**SET TASK 1:** Could you retype the stretch of the records from the line containing "y-tick-label: 0 [161,61,172,81]" through the line containing "legend-label: Based on Buoyancy", keeping every line unchanged?

**DOCUMENT EXCERPT:**

▼

My friend’s baby is ugly. Like, burn the baby photos, avert your eyes ugly. Obviously I haven’t told her this, but the other day she said something that sort of implied she knew it. Like she was fishing for me to admit she had an ugly baby. I skirted around it (awkwardly), but what do I do if she presses, or asks outright? I’m a terrible liar.
-DEAR GOD, IT’S A MONSTER
Whatever you do, don’t tell her the truth.
I once had a friend in college who didn’t exist in family photos until she was 6. Her mom loved her, and she saved the pictures, but she didn’t want her daughter to accidentally come across them. When the daughter finally insisted, at 16, that she be allowed to see them, she actually burst into tears. Mom knew: Sometimes it really is just that bad.
So rest assured: Your friend almost certainly knows already. Even the most loving mom is usually aware when her baby looks like cubism. She just loves the baby anyway.
But that doesn’t necessarily mean she wants to hear you say it.
She might be testing the waters with you so that she can lovingly talk about her ugly baby‘s ugliness with someone who won’t look at her like she’s a soulless horror (for her to say her own baby is ugly is risky after all; moms are put up on unrealistic pedestals all the time). She might also be looking for someone to tell her she’s wrong. Which of those is likelier depends entirely on your friend.

▲

**SET TASK 2:** Can you echo the stretch of the advice column from "So rest assured: Your" through "the baby anyway." word for word?

**AVAILABLE DATA:**

▼

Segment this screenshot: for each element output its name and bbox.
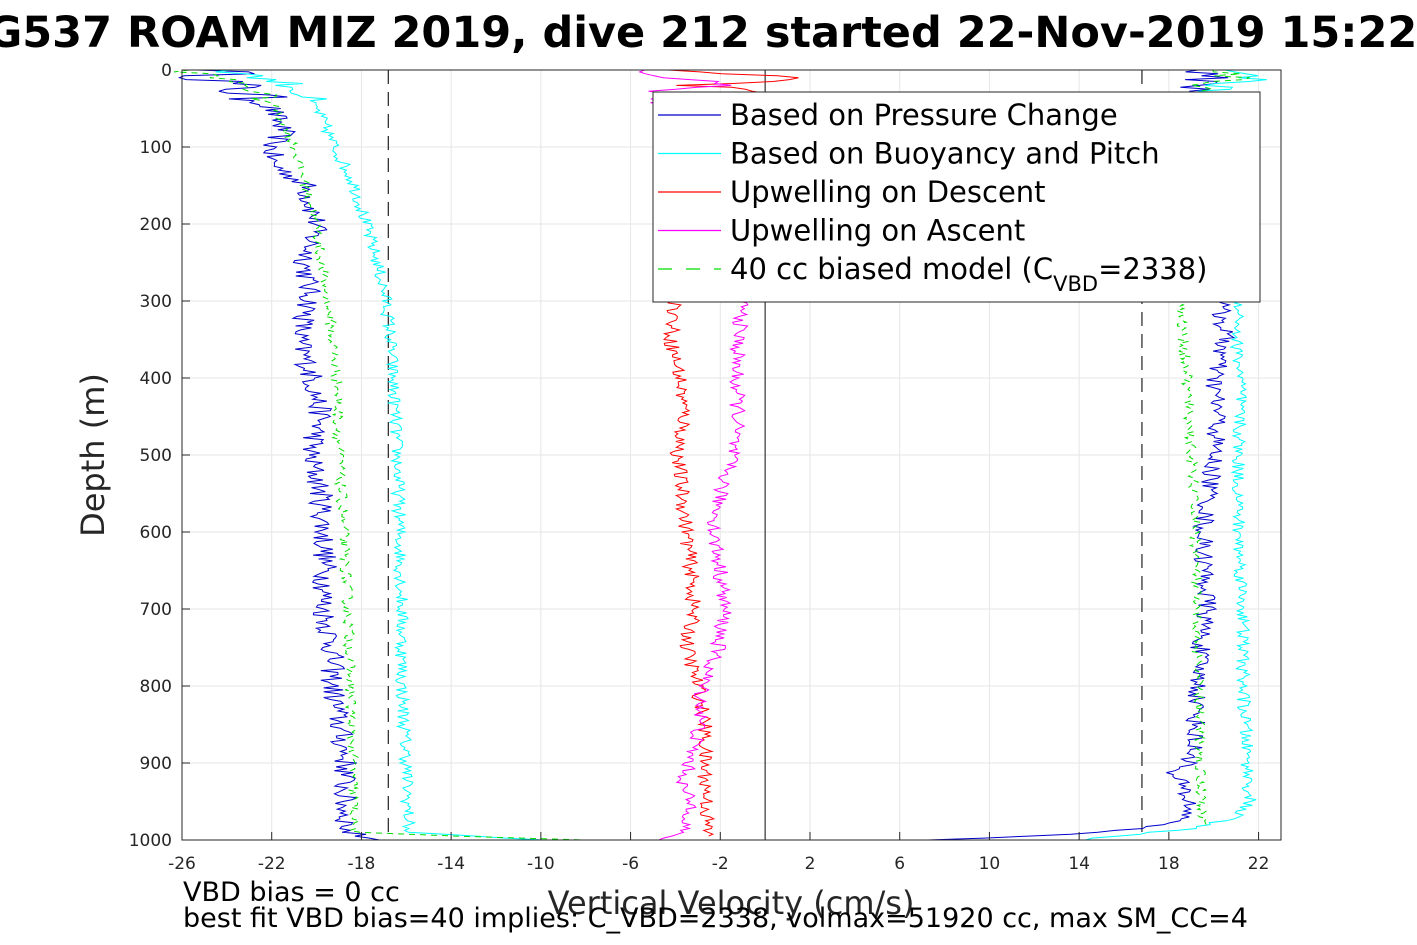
y-tick-label: 0 [161,61,172,81]
y-tick-label: 300 [140,292,172,312]
x-tick-label: 22 [1248,854,1270,874]
x-axis-ticks: -26 -22 -18 -14 -10 -6 -2 2 6 10 14 18 22 [168,832,1269,874]
series-based-on-pressure-change-descent [177,69,380,841]
x-tick-label: 14 [1068,854,1090,874]
annotation-vbd-bias: VBD bias = 0 cc [183,877,400,908]
series-40-cc-biased-model-c-vbd-2338-descent [173,69,585,841]
y-tick-label: 200 [140,215,172,235]
legend-label: Upwelling on Descent [730,175,1046,209]
y-tick-label: 500 [140,446,172,466]
annotation-best-fit: best fit VBD bias=40 implies: C_VBD=2338… [183,903,1248,934]
series-based-on-buoyancy-and-pitch-descent [215,69,545,841]
legend-label: Based on Pressure Change [730,98,1118,132]
x-tick-label: -10 [527,854,555,874]
x-tick-label: -6 [622,854,639,874]
x-tick-label: 6 [894,854,905,874]
legend-box [652,91,1261,303]
y-axis-ticks: 0 100 200 300 400 500 600 700 800 900 1000 [129,61,190,851]
y-tick-label: 900 [140,754,172,774]
y-tick-label: 400 [140,369,172,389]
y-tick-label: 700 [140,600,172,620]
y-tick-label: 600 [140,523,172,543]
legend-label: Upwelling on Ascent [730,214,1025,248]
x-tick-label: 2 [805,854,816,874]
x-tick-label: -2 [712,854,729,874]
x-tick-label: -18 [348,854,376,874]
x-tick-label: -14 [437,854,465,874]
y-tick-label: 1000 [129,831,172,851]
chart-title: SG537 ROAM MIZ 2019, dive 212 started 22… [0,8,1417,58]
y-tick-label: 800 [140,677,172,697]
y-axis-label: Depth (m) [74,373,112,537]
x-tick-label: 10 [979,854,1001,874]
legend-label: 40 cc biased model (CVBD=2338) [730,252,1208,296]
legend-label: Based on Buoyancy and Pitch [730,137,1160,171]
x-tick-label: -26 [168,854,196,874]
x-tick-label: -22 [258,854,286,874]
y-tick-label: 100 [140,138,172,158]
x-axis-label: Vertical Velocity (cm/s) [548,884,915,922]
x-tick-label: 18 [1158,854,1180,874]
legend: Based on Pressure Change Based on Buoyanc… [652,91,1261,303]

▲

**TASK SOLUTION 1:**
y-tick-label: 0 [161,61,172,81]
y-tick-label: 300 [140,292,172,312]
x-tick-label: 22 [1248,854,1270,874]
x-axis-ticks: -26 -22 -18 -14 -10 -6 -2 2 6 10 14 18 22 [168,832,1269,874]
series-based-on-pressure-change-descent [177,69,380,841]
x-tick-label: 14 [1068,854,1090,874]
annotation-vbd-bias: VBD bias = 0 cc [183,877,400,908]
series-40-cc-biased-model-c-vbd-2338-descent [173,69,585,841]
y-tick-label: 200 [140,215,172,235]
legend-label: Upwelling on Descent [730,175,1046,209]
y-tick-label: 500 [140,446,172,466]
annotation-best-fit: best fit VBD bias=40 implies: C_VBD=2338… [183,903,1248,934]
series-based-on-buoyancy-and-pitch-descent [215,69,545,841]
legend-label: Based on Pressure Change [730,98,1118,132]
x-tick-label: -10 [527,854,555,874]
x-tick-label: -6 [622,854,639,874]
x-tick-label: 6 [894,854,905,874]
legend-box [652,91,1261,303]
y-axis-ticks: 0 100 200 300 400 500 600 700 800 900 1000 [129,61,190,851]
y-tick-label: 900 [140,754,172,774]
y-tick-label: 400 [140,369,172,389]
y-tick-label: 700 [140,600,172,620]
y-tick-label: 600 [140,523,172,543]
legend-label: Upwelling on Ascent [730,214,1025,248]
x-tick-label: 2 [805,854,816,874]
x-tick-label: -2 [712,854,729,874]
x-tick-label: -18 [348,854,376,874]
x-tick-label: -14 [437,854,465,874]
y-tick-label: 1000 [129,831,172,851]
chart-title: SG537 ROAM MIZ 2019, dive 212 started 22… [0,8,1417,58]
y-tick-label: 800 [140,677,172,697]
y-axis-label: Depth (m) [74,373,112,537]
x-tick-label: 10 [979,854,1001,874]
legend-label: 40 cc biased model (CVBD=2338) [730,252,1208,296]
legend-label: Based on Buoyancy and Pitch [730,137,1160,171]

**TASK SOLUTION 2:**
So rest assured: Your friend almost certainly knows already. Even the most loving mom is usually aware when her baby looks like cubism. She just loves the baby anyway.